(Dataset entries on figures)
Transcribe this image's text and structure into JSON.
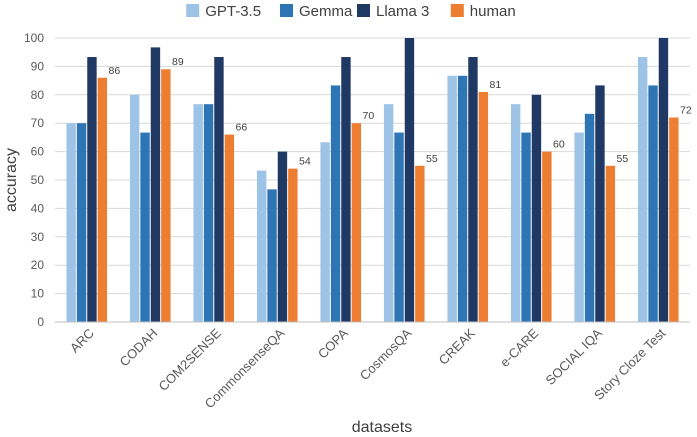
{
  "chart_data": {
    "type": "bar",
    "title": "",
    "xlabel": "datasets",
    "ylabel": "accuracy",
    "ylim": [
      0,
      100
    ],
    "yticks": [
      0,
      10,
      20,
      30,
      40,
      50,
      60,
      70,
      80,
      90,
      100
    ],
    "grid": true,
    "legend_position": "top-center",
    "categories": [
      "ARC",
      "CODAH",
      "COM2SENSE",
      "CommonsenseQA",
      "COPA",
      "CosmosQA",
      "CREAK",
      "e-CARE",
      "SOCIAL IQA",
      "Story Cloze Test"
    ],
    "series": [
      {
        "name": "GPT-3.5",
        "color": "#9DC3E6",
        "values": [
          70,
          80,
          76.7,
          53.3,
          63.3,
          76.7,
          86.7,
          76.7,
          66.7,
          93.3
        ]
      },
      {
        "name": "Gemma",
        "color": "#2E75B6",
        "values": [
          70,
          66.7,
          76.7,
          46.7,
          83.3,
          66.7,
          86.7,
          66.7,
          73.3,
          83.3
        ]
      },
      {
        "name": "Llama 3",
        "color": "#1F3864",
        "values": [
          93.3,
          96.7,
          93.3,
          60,
          93.3,
          100,
          93.3,
          80,
          83.3,
          100
        ]
      },
      {
        "name": "human",
        "color": "#ED7D31",
        "values": [
          86,
          89,
          66,
          54,
          70,
          55,
          81,
          60,
          55,
          72
        ],
        "data_labels": [
          "86",
          "89",
          "66",
          "54",
          "70",
          "55",
          "81",
          "60",
          "55",
          "72"
        ]
      }
    ]
  }
}
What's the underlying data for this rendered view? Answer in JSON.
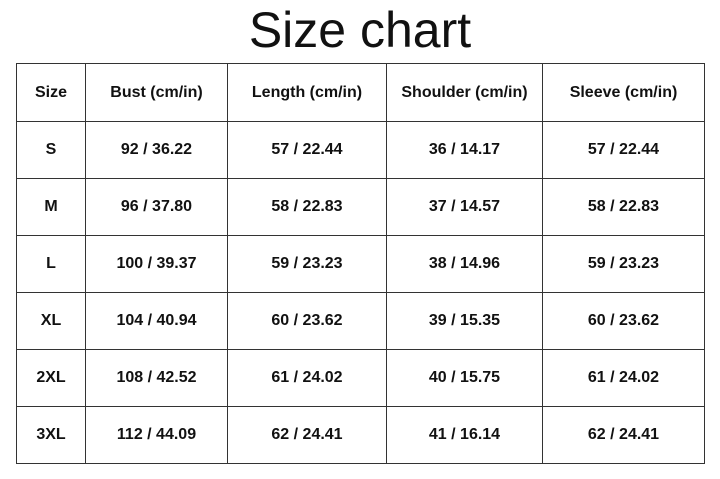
{
  "title": "Size chart",
  "table": {
    "header": [
      "Size",
      "Bust (cm/in)",
      "Length (cm/in)",
      "Shoulder (cm/in)",
      "Sleeve (cm/in)"
    ],
    "rows": [
      [
        "S",
        "92 / 36.22",
        "57 / 22.44",
        "36 / 14.17",
        "57 / 22.44"
      ],
      [
        "M",
        "96 / 37.80",
        "58 / 22.83",
        "37 / 14.57",
        "58 / 22.83"
      ],
      [
        "L",
        "100 / 39.37",
        "59 / 23.23",
        "38 / 14.96",
        "59 / 23.23"
      ],
      [
        "XL",
        "104 / 40.94",
        "60 / 23.62",
        "39 / 15.35",
        "60 / 23.62"
      ],
      [
        "2XL",
        "108 / 42.52",
        "61 / 24.02",
        "40 / 15.75",
        "61 / 24.02"
      ],
      [
        "3XL",
        "112 / 44.09",
        "62 / 24.41",
        "41 / 16.14",
        "62 / 24.41"
      ]
    ]
  }
}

# Exercise description
Pick out each line above that includes "JSON" and show it.

# Solution for this task
Transcribe this image's text and structure into JSON.
What's the underlying data for this rendered view? Answer in JSON.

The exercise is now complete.